The task →
Please quote every line word for word.

Input data →
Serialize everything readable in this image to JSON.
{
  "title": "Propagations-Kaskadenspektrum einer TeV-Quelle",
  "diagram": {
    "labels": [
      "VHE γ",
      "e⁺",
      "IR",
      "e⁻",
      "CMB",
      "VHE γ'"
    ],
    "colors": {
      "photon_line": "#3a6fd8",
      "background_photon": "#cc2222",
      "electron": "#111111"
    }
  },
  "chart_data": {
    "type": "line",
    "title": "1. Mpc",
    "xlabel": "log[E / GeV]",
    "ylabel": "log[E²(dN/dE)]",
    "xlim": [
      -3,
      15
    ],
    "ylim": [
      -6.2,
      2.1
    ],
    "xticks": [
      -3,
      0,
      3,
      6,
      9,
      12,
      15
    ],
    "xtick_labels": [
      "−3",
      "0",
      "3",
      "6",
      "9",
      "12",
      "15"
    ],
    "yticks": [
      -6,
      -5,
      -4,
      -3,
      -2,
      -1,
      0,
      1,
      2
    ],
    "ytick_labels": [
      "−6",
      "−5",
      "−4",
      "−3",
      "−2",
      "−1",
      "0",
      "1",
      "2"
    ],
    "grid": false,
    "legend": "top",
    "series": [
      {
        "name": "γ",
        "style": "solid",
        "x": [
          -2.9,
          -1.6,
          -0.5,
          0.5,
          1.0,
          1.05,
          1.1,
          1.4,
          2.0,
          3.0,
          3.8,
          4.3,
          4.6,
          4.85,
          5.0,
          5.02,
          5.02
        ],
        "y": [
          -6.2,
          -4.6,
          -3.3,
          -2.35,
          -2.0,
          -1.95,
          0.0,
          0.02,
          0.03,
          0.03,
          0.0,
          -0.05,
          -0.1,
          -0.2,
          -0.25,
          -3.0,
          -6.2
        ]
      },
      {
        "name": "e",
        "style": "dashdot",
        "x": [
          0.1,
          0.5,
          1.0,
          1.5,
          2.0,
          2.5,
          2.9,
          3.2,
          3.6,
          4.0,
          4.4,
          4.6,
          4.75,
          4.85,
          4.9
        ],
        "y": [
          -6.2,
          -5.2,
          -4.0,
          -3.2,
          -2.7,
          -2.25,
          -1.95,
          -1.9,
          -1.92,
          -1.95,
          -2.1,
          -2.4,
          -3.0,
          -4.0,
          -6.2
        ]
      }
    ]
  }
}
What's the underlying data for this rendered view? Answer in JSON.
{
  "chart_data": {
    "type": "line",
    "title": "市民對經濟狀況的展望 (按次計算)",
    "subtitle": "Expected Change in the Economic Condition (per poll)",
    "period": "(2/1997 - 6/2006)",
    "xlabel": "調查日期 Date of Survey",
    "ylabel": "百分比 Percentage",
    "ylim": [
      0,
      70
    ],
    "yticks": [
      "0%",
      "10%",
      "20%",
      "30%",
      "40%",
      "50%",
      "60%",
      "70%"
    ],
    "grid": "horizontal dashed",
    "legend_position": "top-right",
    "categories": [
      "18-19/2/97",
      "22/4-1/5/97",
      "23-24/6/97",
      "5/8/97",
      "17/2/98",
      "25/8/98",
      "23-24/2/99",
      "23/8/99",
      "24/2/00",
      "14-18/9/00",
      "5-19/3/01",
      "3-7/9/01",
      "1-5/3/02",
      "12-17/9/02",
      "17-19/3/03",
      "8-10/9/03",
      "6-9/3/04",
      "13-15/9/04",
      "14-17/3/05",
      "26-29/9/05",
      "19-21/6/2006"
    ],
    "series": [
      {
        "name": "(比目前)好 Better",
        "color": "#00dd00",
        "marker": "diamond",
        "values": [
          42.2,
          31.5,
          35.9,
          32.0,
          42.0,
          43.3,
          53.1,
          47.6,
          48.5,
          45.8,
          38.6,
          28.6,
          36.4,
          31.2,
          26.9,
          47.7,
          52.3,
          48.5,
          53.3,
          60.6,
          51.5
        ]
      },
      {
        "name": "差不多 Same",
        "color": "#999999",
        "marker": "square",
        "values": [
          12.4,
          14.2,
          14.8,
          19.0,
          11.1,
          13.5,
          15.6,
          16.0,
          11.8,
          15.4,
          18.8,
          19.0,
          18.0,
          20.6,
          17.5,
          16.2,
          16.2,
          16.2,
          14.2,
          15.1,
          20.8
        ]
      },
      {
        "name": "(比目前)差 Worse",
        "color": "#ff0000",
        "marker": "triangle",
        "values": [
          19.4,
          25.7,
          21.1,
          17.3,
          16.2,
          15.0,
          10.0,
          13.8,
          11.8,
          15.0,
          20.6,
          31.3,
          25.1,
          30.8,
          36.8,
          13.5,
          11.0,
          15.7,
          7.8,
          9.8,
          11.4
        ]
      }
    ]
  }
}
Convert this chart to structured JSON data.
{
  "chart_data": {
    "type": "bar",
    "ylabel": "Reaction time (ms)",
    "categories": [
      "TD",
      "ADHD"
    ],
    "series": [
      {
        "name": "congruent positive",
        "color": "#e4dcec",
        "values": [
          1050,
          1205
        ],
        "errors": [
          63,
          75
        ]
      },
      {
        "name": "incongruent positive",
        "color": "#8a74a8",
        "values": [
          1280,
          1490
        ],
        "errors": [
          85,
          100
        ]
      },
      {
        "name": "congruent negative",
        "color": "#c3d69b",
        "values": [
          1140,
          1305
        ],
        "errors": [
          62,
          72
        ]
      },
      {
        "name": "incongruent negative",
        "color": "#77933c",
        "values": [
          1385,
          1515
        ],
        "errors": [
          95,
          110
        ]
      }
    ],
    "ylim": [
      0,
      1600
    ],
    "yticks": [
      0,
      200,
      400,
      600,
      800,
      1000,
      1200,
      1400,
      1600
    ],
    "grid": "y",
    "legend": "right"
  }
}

Answer for the task →
Serialize everything readable in this image to JSON.
{
  "title": "Propagations-Kaskadenspektrum einer TeV-Quelle",
  "diagram": {
    "labels": [
      "VHE γ",
      "e⁺",
      "IR",
      "e⁻",
      "CMB",
      "VHE γ'"
    ],
    "colors": {
      "photon_line": "#3a6fd8",
      "background_photon": "#cc2222",
      "electron": "#111111"
    }
  },
  "chart_data": {
    "type": "line",
    "title": "1. Mpc",
    "xlabel": "log[E / GeV]",
    "ylabel": "log[E²(dN/dE)]",
    "xlim": [
      -3,
      15
    ],
    "ylim": [
      -6.2,
      2.1
    ],
    "xticks": [
      -3,
      0,
      3,
      6,
      9,
      12,
      15
    ],
    "xtick_labels": [
      "−3",
      "0",
      "3",
      "6",
      "9",
      "12",
      "15"
    ],
    "yticks": [
      -6,
      -5,
      -4,
      -3,
      -2,
      -1,
      0,
      1,
      2
    ],
    "ytick_labels": [
      "−6",
      "−5",
      "−4",
      "−3",
      "−2",
      "−1",
      "0",
      "1",
      "2"
    ],
    "grid": false,
    "legend": "top",
    "series": [
      {
        "name": "γ",
        "style": "solid",
        "x": [
          -2.9,
          -1.6,
          -0.5,
          0.5,
          1.0,
          1.05,
          1.1,
          1.4,
          2.0,
          3.0,
          3.8,
          4.3,
          4.6,
          4.85,
          5.0,
          5.02,
          5.02
        ],
        "y": [
          -6.2,
          -4.6,
          -3.3,
          -2.35,
          -2.0,
          -1.95,
          0.0,
          0.02,
          0.03,
          0.03,
          0.0,
          -0.05,
          -0.1,
          -0.2,
          -0.25,
          -3.0,
          -6.2
        ]
      },
      {
        "name": "e",
        "style": "dashdot",
        "x": [
          0.1,
          0.5,
          1.0,
          1.5,
          2.0,
          2.5,
          2.9,
          3.2,
          3.6,
          4.0,
          4.4,
          4.6,
          4.75,
          4.85,
          4.9
        ],
        "y": [
          -6.2,
          -5.2,
          -4.0,
          -3.2,
          -2.7,
          -2.25,
          -1.95,
          -1.9,
          -1.92,
          -1.95,
          -2.1,
          -2.4,
          -3.0,
          -4.0,
          -6.2
        ]
      }
    ]
  }
}
What's the underlying data for this rendered view? Answer in JSON.
{
  "chart_data": {
    "type": "line",
    "title": "市民對經濟狀況的展望 (按次計算)",
    "subtitle": "Expected Change in the Economic Condition (per poll)",
    "period": "(2/1997 - 6/2006)",
    "xlabel": "調查日期 Date of Survey",
    "ylabel": "百分比 Percentage",
    "ylim": [
      0,
      70
    ],
    "yticks": [
      "0%",
      "10%",
      "20%",
      "30%",
      "40%",
      "50%",
      "60%",
      "70%"
    ],
    "grid": "horizontal dashed",
    "legend_position": "top-right",
    "categories": [
      "18-19/2/97",
      "22/4-1/5/97",
      "23-24/6/97",
      "5/8/97",
      "17/2/98",
      "25/8/98",
      "23-24/2/99",
      "23/8/99",
      "24/2/00",
      "14-18/9/00",
      "5-19/3/01",
      "3-7/9/01",
      "1-5/3/02",
      "12-17/9/02",
      "17-19/3/03",
      "8-10/9/03",
      "6-9/3/04",
      "13-15/9/04",
      "14-17/3/05",
      "26-29/9/05",
      "19-21/6/2006"
    ],
    "series": [
      {
        "name": "(比目前)好 Better",
        "color": "#00dd00",
        "marker": "diamond",
        "values": [
          42.2,
          31.5,
          35.9,
          32.0,
          42.0,
          43.3,
          53.1,
          47.6,
          48.5,
          45.8,
          38.6,
          28.6,
          36.4,
          31.2,
          26.9,
          47.7,
          52.3,
          48.5,
          53.3,
          60.6,
          51.5
        ]
      },
      {
        "name": "差不多 Same",
        "color": "#999999",
        "marker": "square",
        "values": [
          12.4,
          14.2,
          14.8,
          19.0,
          11.1,
          13.5,
          15.6,
          16.0,
          11.8,
          15.4,
          18.8,
          19.0,
          18.0,
          20.6,
          17.5,
          16.2,
          16.2,
          16.2,
          14.2,
          15.1,
          20.8
        ]
      },
      {
        "name": "(比目前)差 Worse",
        "color": "#ff0000",
        "marker": "triangle",
        "values": [
          19.4,
          25.7,
          21.1,
          17.3,
          16.2,
          15.0,
          10.0,
          13.8,
          11.8,
          15.0,
          20.6,
          31.3,
          25.1,
          30.8,
          36.8,
          13.5,
          11.0,
          15.7,
          7.8,
          9.8,
          11.4
        ]
      }
    ]
  }
}
Convert this chart to structured JSON data.
{
  "chart_data": {
    "type": "bar",
    "ylabel": "Reaction time (ms)",
    "categories": [
      "TD",
      "ADHD"
    ],
    "series": [
      {
        "name": "congruent positive",
        "color": "#e4dcec",
        "values": [
          1050,
          1205
        ],
        "errors": [
          63,
          75
        ]
      },
      {
        "name": "incongruent positive",
        "color": "#8a74a8",
        "values": [
          1280,
          1490
        ],
        "errors": [
          85,
          100
        ]
      },
      {
        "name": "congruent negative",
        "color": "#c3d69b",
        "values": [
          1140,
          1305
        ],
        "errors": [
          62,
          72
        ]
      },
      {
        "name": "incongruent negative",
        "color": "#77933c",
        "values": [
          1385,
          1515
        ],
        "errors": [
          95,
          110
        ]
      }
    ],
    "ylim": [
      0,
      1600
    ],
    "yticks": [
      0,
      200,
      400,
      600,
      800,
      1000,
      1200,
      1400,
      1600
    ],
    "grid": "y",
    "legend": "right"
  }
}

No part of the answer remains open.